What needs to be done: Below is a listing; reproduce each line of it exactly.

------------------------------------------------------------------------

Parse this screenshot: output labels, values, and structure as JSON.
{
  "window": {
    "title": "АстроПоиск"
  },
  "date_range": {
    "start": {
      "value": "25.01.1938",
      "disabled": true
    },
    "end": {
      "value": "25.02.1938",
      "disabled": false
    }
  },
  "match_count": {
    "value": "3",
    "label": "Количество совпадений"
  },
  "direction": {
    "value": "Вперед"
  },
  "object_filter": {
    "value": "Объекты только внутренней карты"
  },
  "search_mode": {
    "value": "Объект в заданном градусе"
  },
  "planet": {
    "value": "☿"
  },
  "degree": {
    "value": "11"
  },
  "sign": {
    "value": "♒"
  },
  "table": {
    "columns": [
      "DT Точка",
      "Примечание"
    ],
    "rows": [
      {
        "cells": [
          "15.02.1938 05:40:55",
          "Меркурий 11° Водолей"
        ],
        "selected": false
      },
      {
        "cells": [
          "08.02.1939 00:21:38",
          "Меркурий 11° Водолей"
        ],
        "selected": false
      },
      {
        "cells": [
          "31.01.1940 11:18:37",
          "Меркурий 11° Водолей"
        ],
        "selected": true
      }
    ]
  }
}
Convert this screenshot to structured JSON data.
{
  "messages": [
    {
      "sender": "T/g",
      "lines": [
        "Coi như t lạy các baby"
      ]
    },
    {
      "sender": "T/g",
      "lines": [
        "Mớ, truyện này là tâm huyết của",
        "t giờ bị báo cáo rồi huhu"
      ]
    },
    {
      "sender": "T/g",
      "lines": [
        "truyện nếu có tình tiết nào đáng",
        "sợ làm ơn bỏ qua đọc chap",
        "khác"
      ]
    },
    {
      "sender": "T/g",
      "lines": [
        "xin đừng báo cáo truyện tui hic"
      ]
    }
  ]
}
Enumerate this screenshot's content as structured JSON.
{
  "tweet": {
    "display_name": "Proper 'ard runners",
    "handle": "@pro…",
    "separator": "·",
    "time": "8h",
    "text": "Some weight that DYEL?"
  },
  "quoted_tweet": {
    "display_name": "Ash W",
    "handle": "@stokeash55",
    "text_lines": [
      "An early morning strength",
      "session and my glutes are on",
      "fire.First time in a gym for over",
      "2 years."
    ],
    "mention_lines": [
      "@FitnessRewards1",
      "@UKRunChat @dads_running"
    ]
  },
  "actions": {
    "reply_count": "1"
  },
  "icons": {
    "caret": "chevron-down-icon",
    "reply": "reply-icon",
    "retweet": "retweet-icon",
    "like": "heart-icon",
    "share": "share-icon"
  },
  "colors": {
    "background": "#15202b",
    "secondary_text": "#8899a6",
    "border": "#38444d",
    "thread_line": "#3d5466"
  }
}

------------------------------------------------------------------------

Answer to this exercise:
Parse this screenshot: output labels, values, and structure as JSON.
{
  "window": {
    "title": "АстроПоиск"
  },
  "date_range": {
    "start": {
      "value": "25.01.1938",
      "disabled": true
    },
    "end": {
      "value": "25.02.1938",
      "disabled": false
    }
  },
  "match_count": {
    "value": "3",
    "label": "Количество совпадений"
  },
  "direction": {
    "value": "Вперед"
  },
  "object_filter": {
    "value": "Объекты только внутренней карты"
  },
  "search_mode": {
    "value": "Объект в заданном градусе"
  },
  "planet": {
    "value": "☿"
  },
  "degree": {
    "value": "11"
  },
  "sign": {
    "value": "♒"
  },
  "table": {
    "columns": [
      "DT Точка",
      "Примечание"
    ],
    "rows": [
      {
        "cells": [
          "15.02.1938 05:40:55",
          "Меркурий 11° Водолей"
        ],
        "selected": false
      },
      {
        "cells": [
          "08.02.1939 00:21:38",
          "Меркурий 11° Водолей"
        ],
        "selected": false
      },
      {
        "cells": [
          "31.01.1940 11:18:37",
          "Меркурий 11° Водолей"
        ],
        "selected": true
      }
    ]
  }
}
Convert this screenshot to structured JSON data.
{
  "messages": [
    {
      "sender": "T/g",
      "lines": [
        "Coi như t lạy các baby"
      ]
    },
    {
      "sender": "T/g",
      "lines": [
        "Mớ, truyện này là tâm huyết của",
        "t giờ bị báo cáo rồi huhu"
      ]
    },
    {
      "sender": "T/g",
      "lines": [
        "truyện nếu có tình tiết nào đáng",
        "sợ làm ơn bỏ qua đọc chap",
        "khác"
      ]
    },
    {
      "sender": "T/g",
      "lines": [
        "xin đừng báo cáo truyện tui hic"
      ]
    }
  ]
}
Enumerate this screenshot's content as structured JSON.
{
  "tweet": {
    "display_name": "Proper 'ard runners",
    "handle": "@pro…",
    "separator": "·",
    "time": "8h",
    "text": "Some weight that DYEL?"
  },
  "quoted_tweet": {
    "display_name": "Ash W",
    "handle": "@stokeash55",
    "text_lines": [
      "An early morning strength",
      "session and my glutes are on",
      "fire.First time in a gym for over",
      "2 years."
    ],
    "mention_lines": [
      "@FitnessRewards1",
      "@UKRunChat @dads_running"
    ]
  },
  "actions": {
    "reply_count": "1"
  },
  "icons": {
    "caret": "chevron-down-icon",
    "reply": "reply-icon",
    "retweet": "retweet-icon",
    "like": "heart-icon",
    "share": "share-icon"
  },
  "colors": {
    "background": "#15202b",
    "secondary_text": "#8899a6",
    "border": "#38444d",
    "thread_line": "#3d5466"
  }
}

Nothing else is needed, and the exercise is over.